- INFORMATION PROVIDED:
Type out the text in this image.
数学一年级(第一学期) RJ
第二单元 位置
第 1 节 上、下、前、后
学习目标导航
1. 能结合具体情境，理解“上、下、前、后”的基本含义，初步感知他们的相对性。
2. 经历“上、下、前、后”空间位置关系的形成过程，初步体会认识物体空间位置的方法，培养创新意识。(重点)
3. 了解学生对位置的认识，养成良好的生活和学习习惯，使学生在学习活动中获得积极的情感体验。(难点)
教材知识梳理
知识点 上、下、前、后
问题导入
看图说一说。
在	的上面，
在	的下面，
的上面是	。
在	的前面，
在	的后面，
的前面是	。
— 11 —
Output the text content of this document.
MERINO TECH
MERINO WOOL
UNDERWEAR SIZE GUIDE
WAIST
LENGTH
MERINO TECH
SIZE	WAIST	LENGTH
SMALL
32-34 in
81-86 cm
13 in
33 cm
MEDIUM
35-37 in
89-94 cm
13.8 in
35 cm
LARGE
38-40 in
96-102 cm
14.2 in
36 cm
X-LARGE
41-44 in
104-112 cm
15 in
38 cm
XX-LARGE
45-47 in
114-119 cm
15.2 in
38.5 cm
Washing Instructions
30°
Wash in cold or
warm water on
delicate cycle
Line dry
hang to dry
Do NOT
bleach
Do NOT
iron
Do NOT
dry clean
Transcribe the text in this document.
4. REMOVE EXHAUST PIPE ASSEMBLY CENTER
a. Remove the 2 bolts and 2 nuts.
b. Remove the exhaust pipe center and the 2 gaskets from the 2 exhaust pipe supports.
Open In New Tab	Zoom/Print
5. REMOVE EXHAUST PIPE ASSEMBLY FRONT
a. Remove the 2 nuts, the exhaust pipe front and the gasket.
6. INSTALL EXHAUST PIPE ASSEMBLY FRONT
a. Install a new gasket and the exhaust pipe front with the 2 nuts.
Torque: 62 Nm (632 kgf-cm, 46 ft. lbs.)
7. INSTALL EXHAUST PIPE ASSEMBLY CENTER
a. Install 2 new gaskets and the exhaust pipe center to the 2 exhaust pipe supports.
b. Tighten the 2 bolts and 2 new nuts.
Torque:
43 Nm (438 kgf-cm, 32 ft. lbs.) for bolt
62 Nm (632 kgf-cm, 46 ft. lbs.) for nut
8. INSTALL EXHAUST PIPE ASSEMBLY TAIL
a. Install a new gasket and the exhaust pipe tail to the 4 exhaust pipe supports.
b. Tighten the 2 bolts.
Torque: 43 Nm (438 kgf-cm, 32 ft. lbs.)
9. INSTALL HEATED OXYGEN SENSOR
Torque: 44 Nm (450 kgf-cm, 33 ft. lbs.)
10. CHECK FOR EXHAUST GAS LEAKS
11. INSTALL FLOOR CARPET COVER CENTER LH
...
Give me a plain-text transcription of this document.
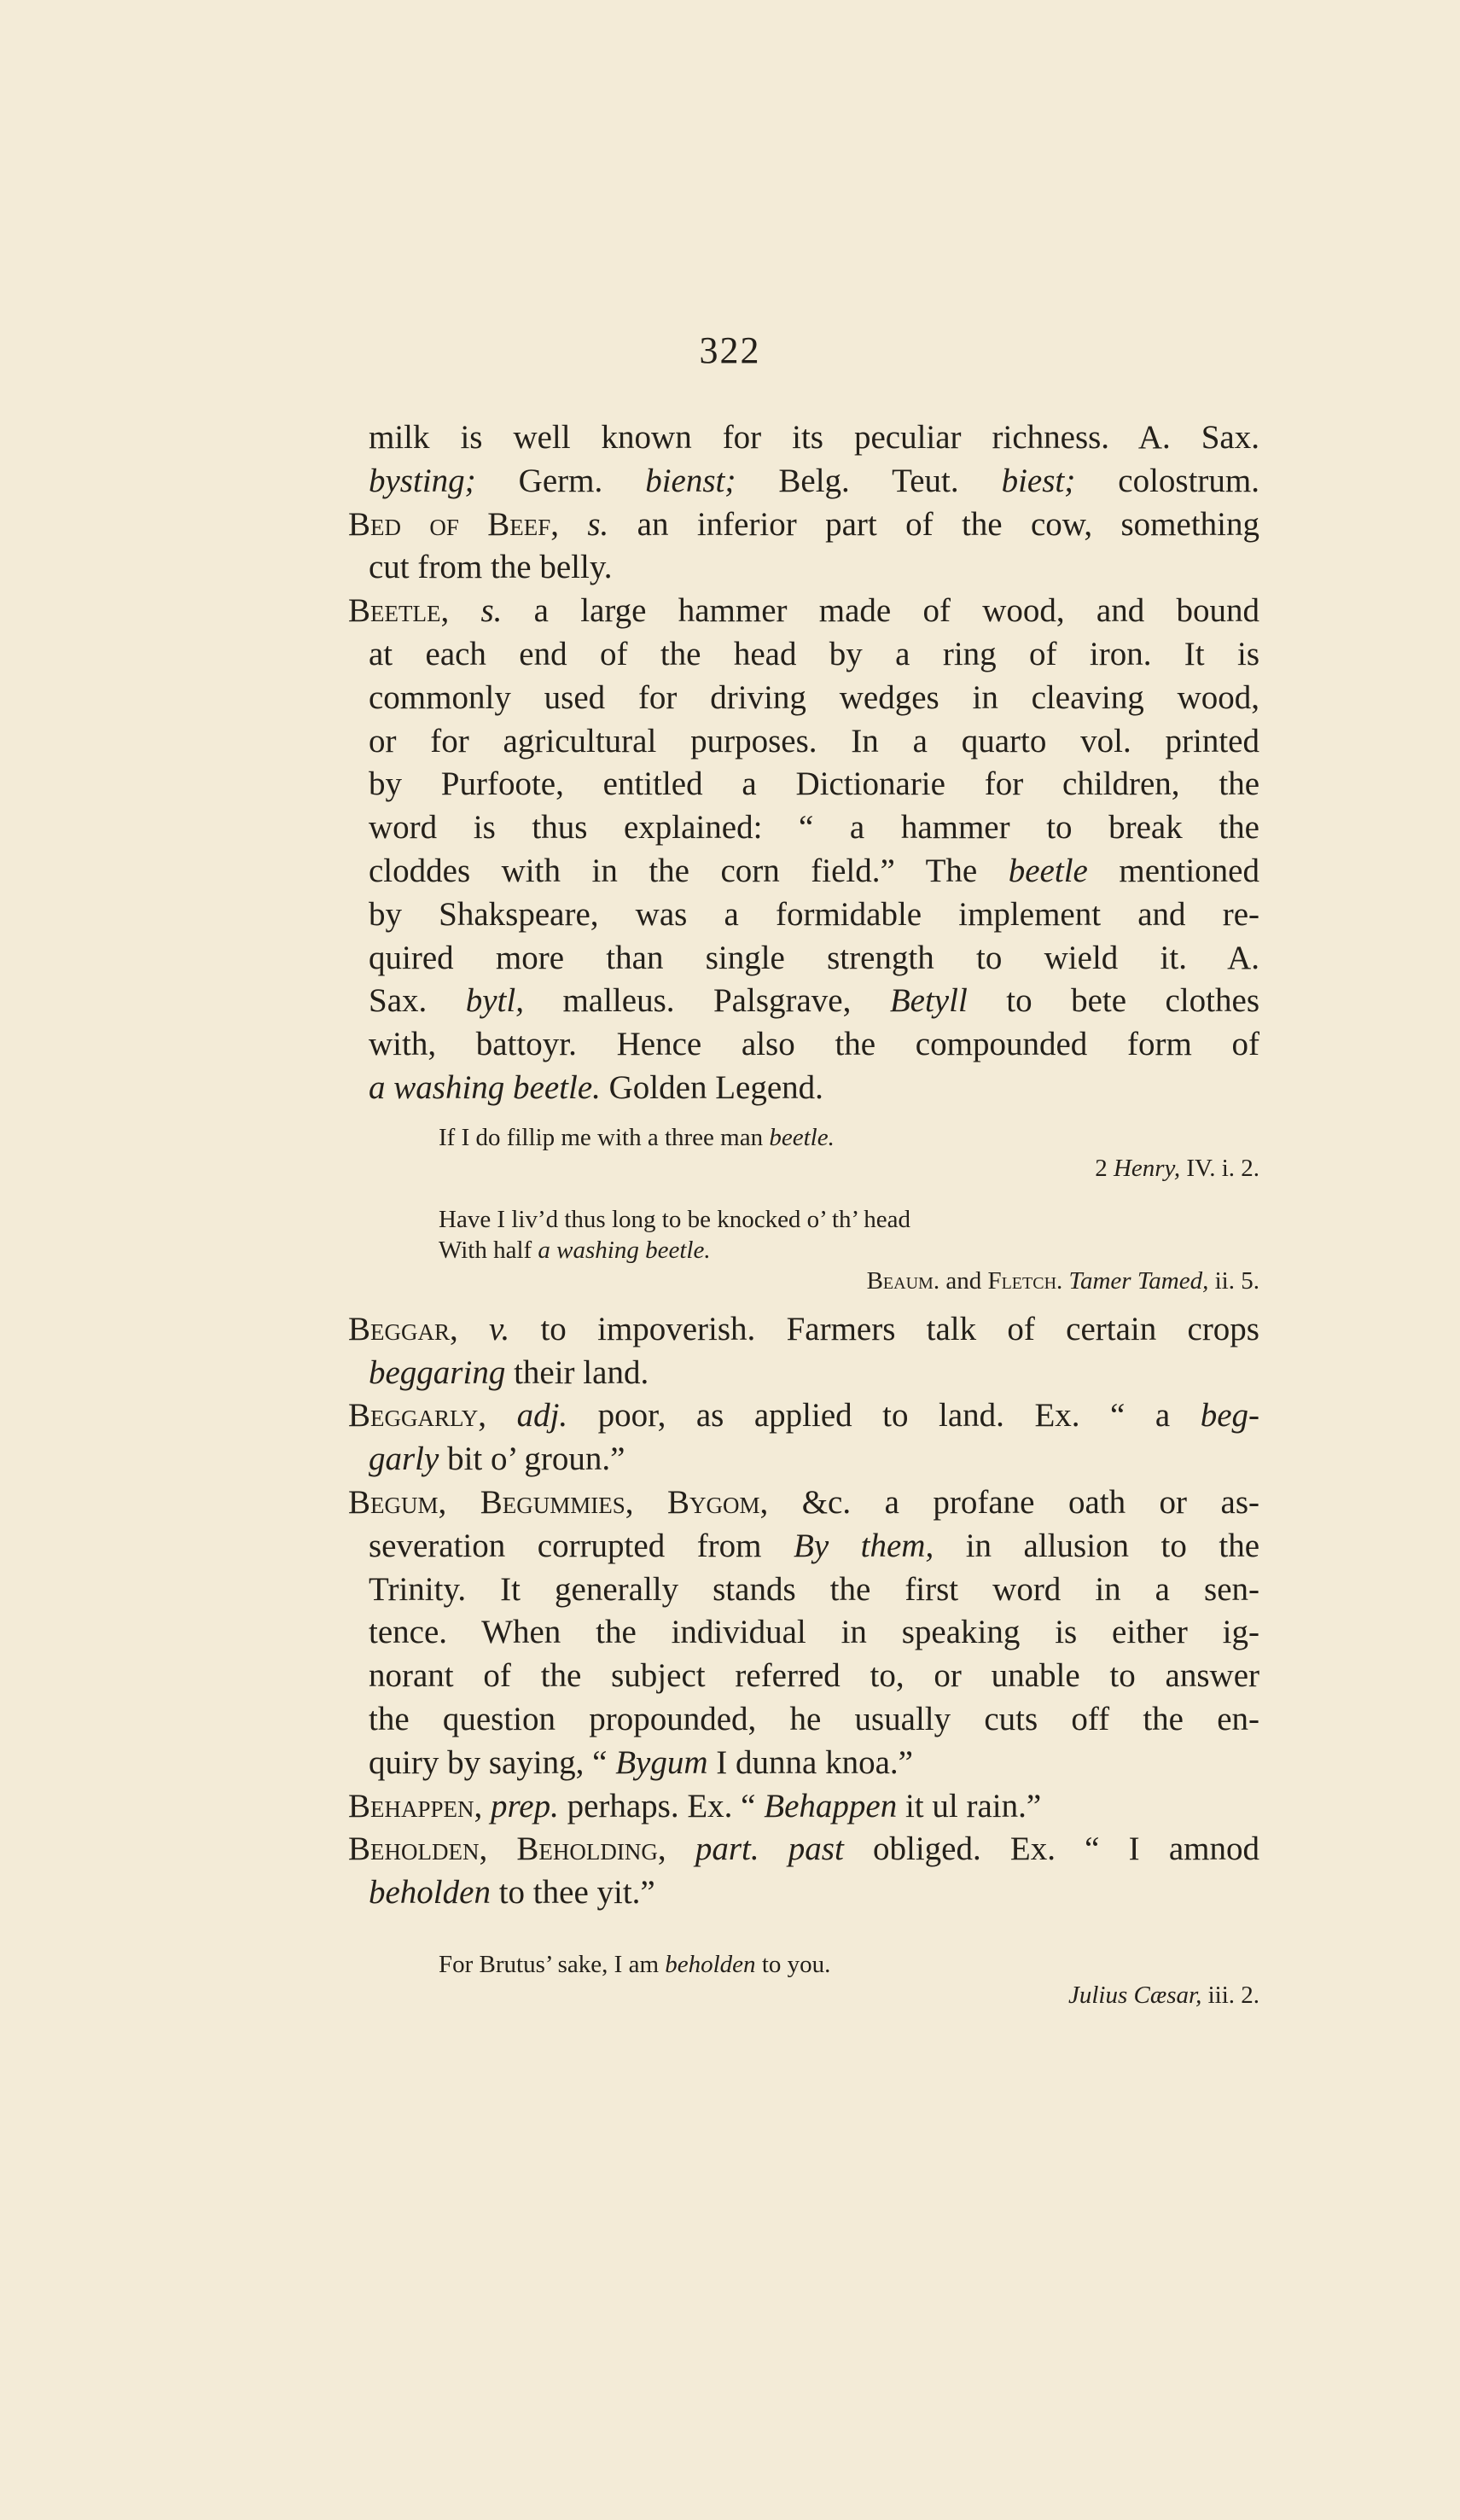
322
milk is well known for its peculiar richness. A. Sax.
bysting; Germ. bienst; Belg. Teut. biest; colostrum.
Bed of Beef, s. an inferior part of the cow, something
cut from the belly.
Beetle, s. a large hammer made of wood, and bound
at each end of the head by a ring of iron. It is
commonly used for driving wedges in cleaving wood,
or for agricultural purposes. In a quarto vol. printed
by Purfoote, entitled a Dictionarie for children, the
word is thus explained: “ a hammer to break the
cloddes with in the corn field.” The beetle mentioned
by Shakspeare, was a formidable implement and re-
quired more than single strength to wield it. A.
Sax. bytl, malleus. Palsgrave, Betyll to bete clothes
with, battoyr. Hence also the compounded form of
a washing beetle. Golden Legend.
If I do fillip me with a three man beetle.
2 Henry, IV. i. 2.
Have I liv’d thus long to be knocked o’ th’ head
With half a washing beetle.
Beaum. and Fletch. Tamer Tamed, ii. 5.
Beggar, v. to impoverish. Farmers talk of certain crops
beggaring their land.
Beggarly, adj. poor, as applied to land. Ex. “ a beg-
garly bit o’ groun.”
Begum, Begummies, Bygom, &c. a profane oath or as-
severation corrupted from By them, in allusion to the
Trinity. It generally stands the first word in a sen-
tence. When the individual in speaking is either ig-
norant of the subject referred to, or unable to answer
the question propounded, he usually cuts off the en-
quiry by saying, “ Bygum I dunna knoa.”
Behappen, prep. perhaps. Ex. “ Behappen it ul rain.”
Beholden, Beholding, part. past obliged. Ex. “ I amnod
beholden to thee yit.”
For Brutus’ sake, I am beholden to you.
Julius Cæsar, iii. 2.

- TASK DIRECTIONS: Locate the word "document" in the records above, and return each line that has it.

- PROBLEM SOLUTION:
Output the text content of this document.
Transcribe the text in this document.
Give me a plain-text transcription of this document.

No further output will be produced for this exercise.